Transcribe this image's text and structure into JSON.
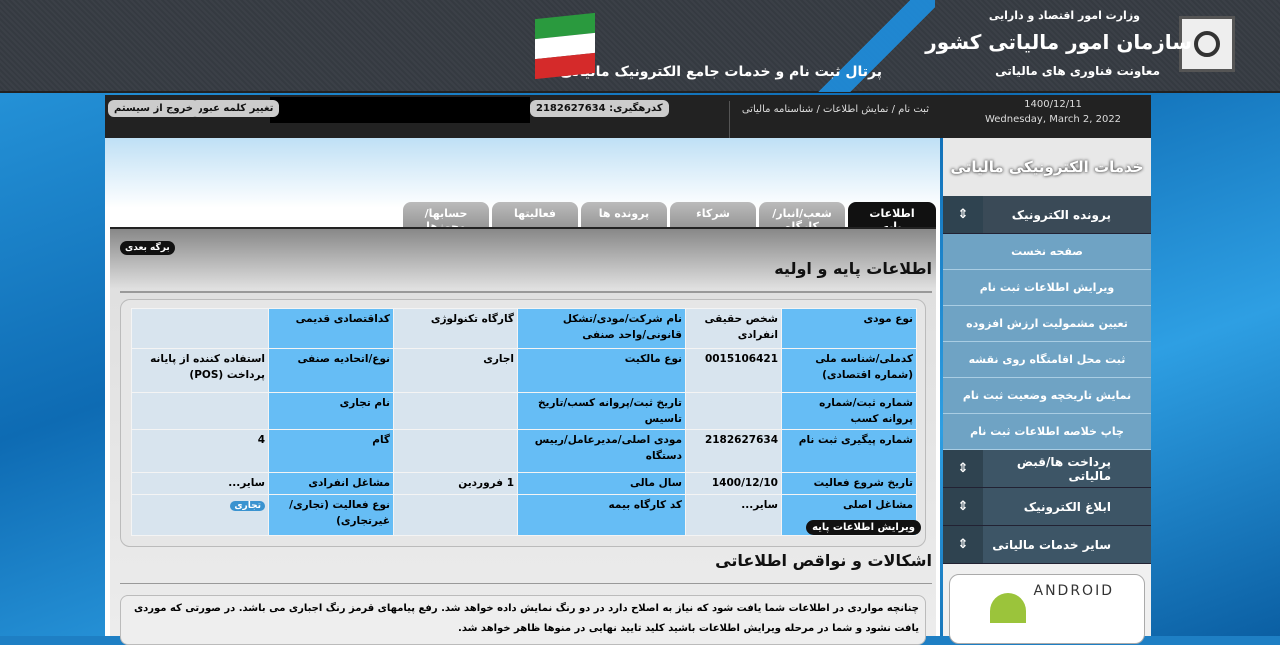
{
  "header": {
    "ministry": "وزارت امور اقتصاد و دارایی",
    "org": "سازمان امور مالیاتی کشور",
    "deputy": "معاونت فناوری های مالیاتی",
    "portal": "پرتال ثبت نام و خدمات جامع الکترونیک مالیاتی"
  },
  "topbar": {
    "date_fa": "1400/12/11",
    "date_en": "Wednesday, March 2, 2022",
    "breadcrumb": "ثبت نام / نمایش اطلاعات / شناسنامه مالیاتی",
    "tracking": "کدرهگیری: 2182627634",
    "change_password": "تغییر کلمه عبور",
    "logout": "خروج از سیستم"
  },
  "tabs": [
    "اطلاعات پایه",
    "شعب/انبار/کارگاه",
    "شرکاء",
    "پرونده ها",
    "فعالیتها",
    "حسابها/مجوزها"
  ],
  "next_page": "برگه بعدی",
  "section_title": "اطلاعات پایه و اولیه",
  "table": [
    [
      "نوع مودی",
      "شخص حقیقی انفرادی",
      "نام شرکت/مودی/تشکل قانونی/واحد صنفی",
      "گارگاه تکنولوژی",
      "کداقتصادی قدیمی",
      ""
    ],
    [
      "کدملی/شناسه ملی (شماره اقتصادی)",
      "0015106421",
      "نوع مالکیت",
      "اجاری",
      "نوع/اتحادیه صنفی",
      "استفاده کننده از پایانه پرداخت (POS)"
    ],
    [
      "شماره ثبت/شماره پروانه کسب",
      "",
      "تاریخ ثبت/پروانه کسب/تاریخ تاسیس",
      "",
      "نام تجاری",
      ""
    ],
    [
      "شماره پیگیری ثبت نام",
      "2182627634",
      "مودی اصلی/مدیرعامل/رییس دستگاه",
      "",
      "گام",
      "4"
    ],
    [
      "تاریخ شروع فعالیت",
      "1400/12/10",
      "سال مالی",
      "1 فروردین",
      "مشاغل انفرادی",
      "سایر..."
    ],
    [
      "مشاغل اصلی",
      "سایر...",
      "کد کارگاه بیمه",
      "",
      "نوع فعالیت (تجاری/غیرتجاری)",
      "تجاری"
    ]
  ],
  "edit_button": "ویرایش اطلاعات پایه",
  "issues_title": "اشکالات و نواقص اطلاعاتی",
  "notice": "چنانچه مواردی در اطلاعات شما یافت شود که نیاز به اصلاح دارد در دو رنگ نمایش داده خواهد شد. رفع پیامهای قرمز رنگ اجباری می باشد. در صورتی که موردی یافت نشود و شما در مرحله ویرایش اطلاعات باشید کلید تایید نهایی در منوها ظاهر خواهد شد.",
  "sidebar": {
    "logo_text": "خدمات الکترونیکی مالیاتی",
    "groups": [
      {
        "label": "پرونده الکترونیک",
        "items": [
          "صفحه نخست",
          "ویرایش اطلاعات ثبت نام",
          "تعیین مشمولیت ارزش افزوده",
          "ثبت محل اقامتگاه روی نقشه",
          "نمایش تاریخچه وضعیت ثبت نام",
          "چاپ خلاصه اطلاعات ثبت نام"
        ]
      },
      {
        "label": "پرداخت ها/قبض مالیاتی"
      },
      {
        "label": "ابلاغ الکترونیک"
      },
      {
        "label": "سایر خدمات مالیاتی"
      }
    ],
    "android": "ANDROID"
  }
}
################
INSTRUCTION.
Set down the complete material exactly, but do not include the images.

FULL SOLUTION.
Transcribe this image's text and structure into JSON.
{
  "header": {
    "ministry": "وزارت امور اقتصاد و دارایی",
    "org": "سازمان امور مالیاتی کشور",
    "deputy": "معاونت فناوری های مالیاتی",
    "portal": "پرتال ثبت نام و خدمات جامع الکترونیک مالیاتی"
  },
  "topbar": {
    "date_fa": "1400/12/11",
    "date_en": "Wednesday, March 2, 2022",
    "breadcrumb": "ثبت نام / نمایش اطلاعات / شناسنامه مالیاتی",
    "tracking": "کدرهگیری: 2182627634",
    "change_password": "تغییر کلمه عبور",
    "logout": "خروج از سیستم"
  },
  "tabs": [
    "اطلاعات پایه",
    "شعب/انبار/کارگاه",
    "شرکاء",
    "پرونده ها",
    "فعالیتها",
    "حسابها/مجوزها"
  ],
  "next_page": "برگه بعدی",
  "section_title": "اطلاعات پایه و اولیه",
  "table": [
    [
      "نوع مودی",
      "شخص حقیقی انفرادی",
      "نام شرکت/مودی/تشکل قانونی/واحد صنفی",
      "گارگاه تکنولوژی",
      "کداقتصادی قدیمی",
      ""
    ],
    [
      "کدملی/شناسه ملی (شماره اقتصادی)",
      "0015106421",
      "نوع مالکیت",
      "اجاری",
      "نوع/اتحادیه صنفی",
      "استفاده کننده از پایانه پرداخت (POS)"
    ],
    [
      "شماره ثبت/شماره پروانه کسب",
      "",
      "تاریخ ثبت/پروانه کسب/تاریخ تاسیس",
      "",
      "نام تجاری",
      ""
    ],
    [
      "شماره پیگیری ثبت نام",
      "2182627634",
      "مودی اصلی/مدیرعامل/رییس دستگاه",
      "",
      "گام",
      "4"
    ],
    [
      "تاریخ شروع فعالیت",
      "1400/12/10",
      "سال مالی",
      "1 فروردین",
      "مشاغل انفرادی",
      "سایر..."
    ],
    [
      "مشاغل اصلی",
      "سایر...",
      "کد کارگاه بیمه",
      "",
      "نوع فعالیت (تجاری/غیرتجاری)",
      "تجاری"
    ]
  ],
  "edit_button": "ویرایش اطلاعات پایه",
  "issues_title": "اشکالات و نواقص اطلاعاتی",
  "notice": "چنانچه مواردی در اطلاعات شما یافت شود که نیاز به اصلاح دارد در دو رنگ نمایش داده خواهد شد. رفع پیامهای قرمز رنگ اجباری می باشد. در صورتی که موردی یافت نشود و شما در مرحله ویرایش اطلاعات باشید کلید تایید نهایی در منوها ظاهر خواهد شد.",
  "sidebar": {
    "logo_text": "خدمات الکترونیکی مالیاتی",
    "groups": [
      {
        "label": "پرونده الکترونیک",
        "items": [
          "صفحه نخست",
          "ویرایش اطلاعات ثبت نام",
          "تعیین مشمولیت ارزش افزوده",
          "ثبت محل اقامتگاه روی نقشه",
          "نمایش تاریخچه وضعیت ثبت نام",
          "چاپ خلاصه اطلاعات ثبت نام"
        ]
      },
      {
        "label": "پرداخت ها/قبض مالیاتی"
      },
      {
        "label": "ابلاغ الکترونیک"
      },
      {
        "label": "سایر خدمات مالیاتی"
      }
    ],
    "android": "ANDROID"
  }
}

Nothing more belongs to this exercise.